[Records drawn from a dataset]
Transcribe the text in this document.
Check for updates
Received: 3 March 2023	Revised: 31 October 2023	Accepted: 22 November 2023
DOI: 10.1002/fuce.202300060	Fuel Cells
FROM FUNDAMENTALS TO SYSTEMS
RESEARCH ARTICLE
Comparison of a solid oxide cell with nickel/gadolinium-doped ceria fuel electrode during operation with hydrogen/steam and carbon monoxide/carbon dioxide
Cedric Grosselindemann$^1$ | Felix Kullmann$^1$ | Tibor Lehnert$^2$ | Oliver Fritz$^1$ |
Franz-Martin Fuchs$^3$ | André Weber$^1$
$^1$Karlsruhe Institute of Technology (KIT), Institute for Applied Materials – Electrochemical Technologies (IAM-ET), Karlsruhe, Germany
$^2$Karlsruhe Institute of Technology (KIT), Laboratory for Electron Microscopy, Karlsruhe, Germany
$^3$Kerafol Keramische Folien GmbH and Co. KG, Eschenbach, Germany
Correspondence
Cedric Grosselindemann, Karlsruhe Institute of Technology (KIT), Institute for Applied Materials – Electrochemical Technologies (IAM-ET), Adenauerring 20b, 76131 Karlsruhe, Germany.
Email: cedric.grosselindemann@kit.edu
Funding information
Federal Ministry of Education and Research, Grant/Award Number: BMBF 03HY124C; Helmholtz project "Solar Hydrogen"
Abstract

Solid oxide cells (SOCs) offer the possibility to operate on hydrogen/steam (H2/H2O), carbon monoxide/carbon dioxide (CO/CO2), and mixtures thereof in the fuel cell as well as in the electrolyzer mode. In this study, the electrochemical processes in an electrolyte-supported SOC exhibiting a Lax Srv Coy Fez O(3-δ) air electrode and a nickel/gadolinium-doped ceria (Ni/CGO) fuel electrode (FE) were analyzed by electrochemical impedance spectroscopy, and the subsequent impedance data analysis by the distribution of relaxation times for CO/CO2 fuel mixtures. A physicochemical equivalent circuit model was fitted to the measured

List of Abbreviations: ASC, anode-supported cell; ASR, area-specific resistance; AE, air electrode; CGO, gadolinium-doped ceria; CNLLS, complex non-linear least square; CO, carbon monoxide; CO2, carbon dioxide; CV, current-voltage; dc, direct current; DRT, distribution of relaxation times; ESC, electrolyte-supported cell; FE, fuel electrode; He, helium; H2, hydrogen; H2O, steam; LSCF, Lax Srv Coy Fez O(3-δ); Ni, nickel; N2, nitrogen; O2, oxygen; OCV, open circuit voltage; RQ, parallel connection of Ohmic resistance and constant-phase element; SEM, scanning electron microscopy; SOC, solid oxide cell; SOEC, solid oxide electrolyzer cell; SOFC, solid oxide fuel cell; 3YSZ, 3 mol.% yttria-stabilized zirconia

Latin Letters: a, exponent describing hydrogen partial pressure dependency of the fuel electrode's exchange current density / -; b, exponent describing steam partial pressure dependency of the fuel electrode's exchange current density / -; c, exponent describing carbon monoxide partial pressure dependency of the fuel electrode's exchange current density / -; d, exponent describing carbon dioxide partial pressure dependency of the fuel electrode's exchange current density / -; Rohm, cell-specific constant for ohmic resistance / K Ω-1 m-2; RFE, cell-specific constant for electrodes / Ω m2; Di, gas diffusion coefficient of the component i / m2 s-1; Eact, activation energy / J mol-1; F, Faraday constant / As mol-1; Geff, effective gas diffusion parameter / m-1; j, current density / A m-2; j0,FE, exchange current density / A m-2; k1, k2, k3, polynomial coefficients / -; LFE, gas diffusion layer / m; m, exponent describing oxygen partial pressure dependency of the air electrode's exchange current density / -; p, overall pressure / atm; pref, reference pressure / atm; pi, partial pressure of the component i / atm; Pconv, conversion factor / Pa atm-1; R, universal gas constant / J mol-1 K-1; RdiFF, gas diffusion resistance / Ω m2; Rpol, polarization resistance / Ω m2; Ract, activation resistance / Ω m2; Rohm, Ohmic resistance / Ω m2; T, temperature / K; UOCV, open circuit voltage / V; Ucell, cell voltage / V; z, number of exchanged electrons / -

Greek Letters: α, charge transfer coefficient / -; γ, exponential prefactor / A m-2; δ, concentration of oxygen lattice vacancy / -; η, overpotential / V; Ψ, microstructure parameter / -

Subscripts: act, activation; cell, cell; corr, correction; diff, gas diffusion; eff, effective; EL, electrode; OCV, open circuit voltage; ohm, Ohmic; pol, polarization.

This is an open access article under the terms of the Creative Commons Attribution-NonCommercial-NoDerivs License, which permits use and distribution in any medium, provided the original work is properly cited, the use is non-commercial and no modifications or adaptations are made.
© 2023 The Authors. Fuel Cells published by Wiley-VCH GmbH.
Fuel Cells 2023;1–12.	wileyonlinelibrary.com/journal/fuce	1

### Your task
Filter the records above down to the lines containing "GmbH".

### Completed task
$^3$Kerafol Keramische Folien GmbH and Co. KG, Eschenbach, Germany
© 2023 The Authors. Fuel Cells published by Wiley-VCH GmbH.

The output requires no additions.